__Short problem__
Write out the records word for word, with no pictures.

__Given records__
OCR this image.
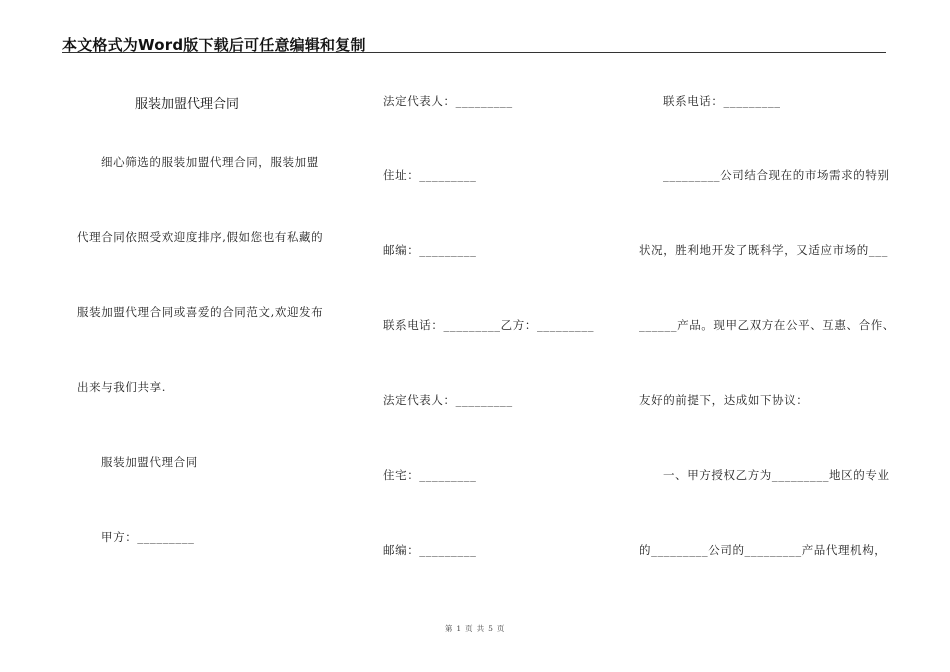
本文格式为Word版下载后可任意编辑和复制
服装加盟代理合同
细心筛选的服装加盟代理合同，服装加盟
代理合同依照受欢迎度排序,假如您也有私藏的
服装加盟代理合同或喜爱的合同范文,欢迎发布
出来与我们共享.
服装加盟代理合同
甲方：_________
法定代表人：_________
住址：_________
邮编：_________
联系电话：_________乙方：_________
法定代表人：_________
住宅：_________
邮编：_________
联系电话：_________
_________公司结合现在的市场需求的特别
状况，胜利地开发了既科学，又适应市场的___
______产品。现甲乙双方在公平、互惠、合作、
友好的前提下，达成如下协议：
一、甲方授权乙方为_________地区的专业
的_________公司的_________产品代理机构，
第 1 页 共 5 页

__The answer__
OCR this image.
本文格式为Word版下载后可任意编辑和复制
服装加盟代理合同
细心筛选的服装加盟代理合同，服装加盟
代理合同依照受欢迎度排序,假如您也有私藏的
服装加盟代理合同或喜爱的合同范文,欢迎发布
出来与我们共享.
服装加盟代理合同
甲方：_________
法定代表人：_________
住址：_________
邮编：_________
联系电话：_________乙方：_________
法定代表人：_________
住宅：_________
邮编：_________
联系电话：_________
_________公司结合现在的市场需求的特别
状况，胜利地开发了既科学，又适应市场的___
______产品。现甲乙双方在公平、互惠、合作、
友好的前提下，达成如下协议：
一、甲方授权乙方为_________地区的专业
的_________公司的_________产品代理机构，
第 1 页 共 5 页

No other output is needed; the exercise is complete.